**Directive:** In the listing below, locate the lines bearing the word "JSON". Copy every one of them.

Data records:
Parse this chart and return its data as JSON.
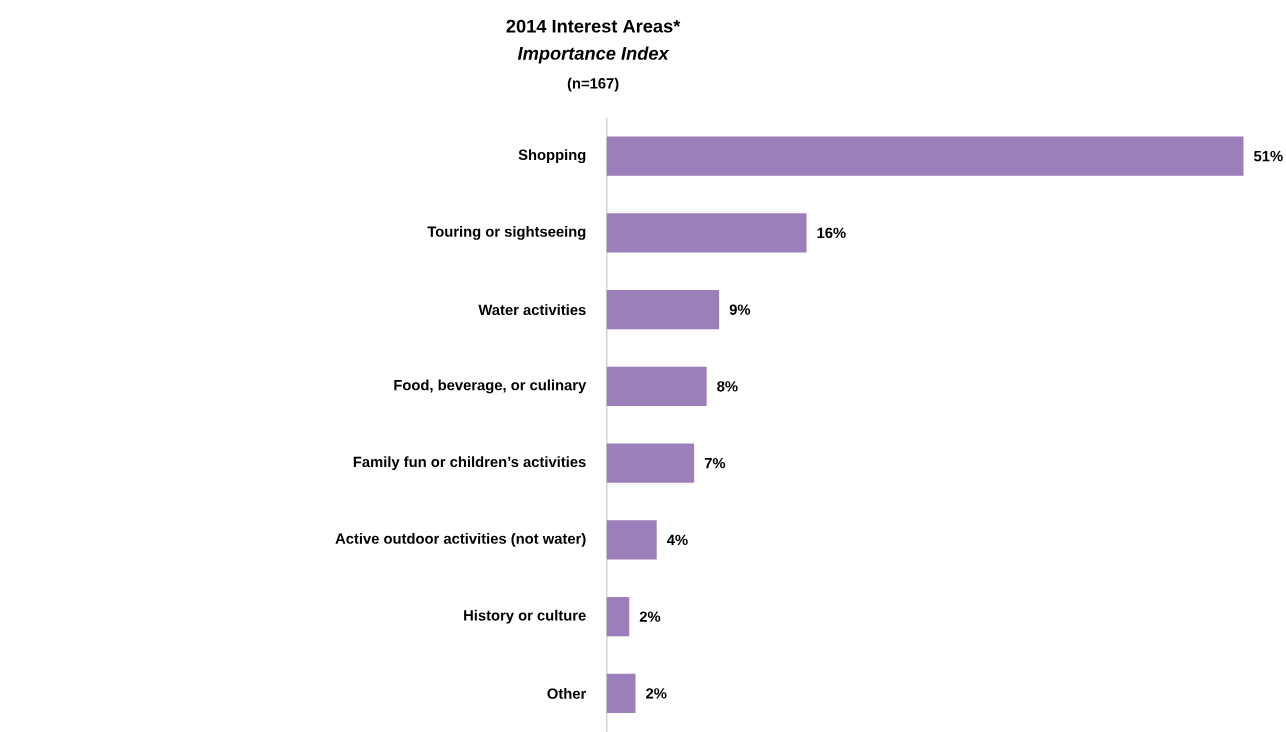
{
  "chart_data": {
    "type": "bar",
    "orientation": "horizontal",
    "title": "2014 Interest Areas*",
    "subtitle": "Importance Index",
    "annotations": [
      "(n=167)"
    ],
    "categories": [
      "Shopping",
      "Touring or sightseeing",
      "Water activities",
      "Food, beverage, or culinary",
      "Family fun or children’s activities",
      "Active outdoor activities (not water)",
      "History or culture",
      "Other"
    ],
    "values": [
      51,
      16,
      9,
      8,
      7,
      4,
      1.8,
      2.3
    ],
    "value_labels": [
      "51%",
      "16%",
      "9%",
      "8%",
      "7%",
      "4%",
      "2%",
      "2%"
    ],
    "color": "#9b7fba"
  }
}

==

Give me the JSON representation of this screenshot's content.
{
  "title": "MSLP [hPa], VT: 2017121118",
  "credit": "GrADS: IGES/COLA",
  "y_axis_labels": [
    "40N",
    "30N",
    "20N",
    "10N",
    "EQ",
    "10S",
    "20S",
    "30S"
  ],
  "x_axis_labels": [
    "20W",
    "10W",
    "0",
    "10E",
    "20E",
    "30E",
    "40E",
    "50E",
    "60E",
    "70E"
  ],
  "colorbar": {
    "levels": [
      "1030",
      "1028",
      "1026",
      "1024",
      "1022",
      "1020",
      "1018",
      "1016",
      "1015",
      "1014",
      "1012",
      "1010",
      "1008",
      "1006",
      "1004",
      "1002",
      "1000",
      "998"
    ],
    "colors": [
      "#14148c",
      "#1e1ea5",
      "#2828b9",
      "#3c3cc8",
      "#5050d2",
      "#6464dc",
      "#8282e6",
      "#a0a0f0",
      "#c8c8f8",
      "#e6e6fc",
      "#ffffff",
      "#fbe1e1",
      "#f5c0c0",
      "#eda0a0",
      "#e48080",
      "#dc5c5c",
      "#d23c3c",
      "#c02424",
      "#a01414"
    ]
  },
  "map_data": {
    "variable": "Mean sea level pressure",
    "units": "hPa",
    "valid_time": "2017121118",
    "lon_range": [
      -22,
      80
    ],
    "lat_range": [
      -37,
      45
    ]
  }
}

* * *

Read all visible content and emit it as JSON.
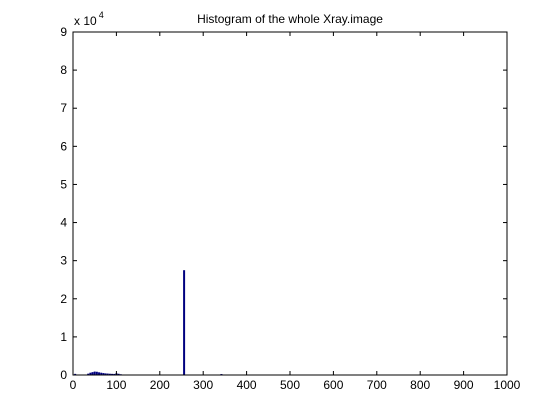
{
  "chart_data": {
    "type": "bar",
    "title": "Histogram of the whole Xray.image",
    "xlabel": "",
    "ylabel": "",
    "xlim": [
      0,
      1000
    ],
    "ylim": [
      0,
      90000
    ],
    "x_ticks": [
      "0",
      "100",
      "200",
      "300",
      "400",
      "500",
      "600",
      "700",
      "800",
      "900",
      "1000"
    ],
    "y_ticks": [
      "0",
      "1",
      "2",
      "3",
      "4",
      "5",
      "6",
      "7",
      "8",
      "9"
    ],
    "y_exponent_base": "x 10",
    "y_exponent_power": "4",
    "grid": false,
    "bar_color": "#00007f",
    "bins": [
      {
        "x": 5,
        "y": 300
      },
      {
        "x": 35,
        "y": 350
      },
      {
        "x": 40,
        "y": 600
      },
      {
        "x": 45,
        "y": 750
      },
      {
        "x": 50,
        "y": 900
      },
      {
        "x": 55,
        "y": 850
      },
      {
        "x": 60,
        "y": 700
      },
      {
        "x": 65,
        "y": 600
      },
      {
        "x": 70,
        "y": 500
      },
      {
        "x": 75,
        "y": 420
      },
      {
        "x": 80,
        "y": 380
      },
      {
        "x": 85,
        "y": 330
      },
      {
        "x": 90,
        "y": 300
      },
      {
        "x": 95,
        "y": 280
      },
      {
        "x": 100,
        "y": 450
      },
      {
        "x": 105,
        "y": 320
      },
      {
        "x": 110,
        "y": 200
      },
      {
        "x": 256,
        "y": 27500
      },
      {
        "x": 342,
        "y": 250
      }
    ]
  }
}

**Solution to this problem:**
Parse this chart and return its data as JSON.
Give me the JSON representation of this screenshot's content.
Read all visible content and emit it as JSON.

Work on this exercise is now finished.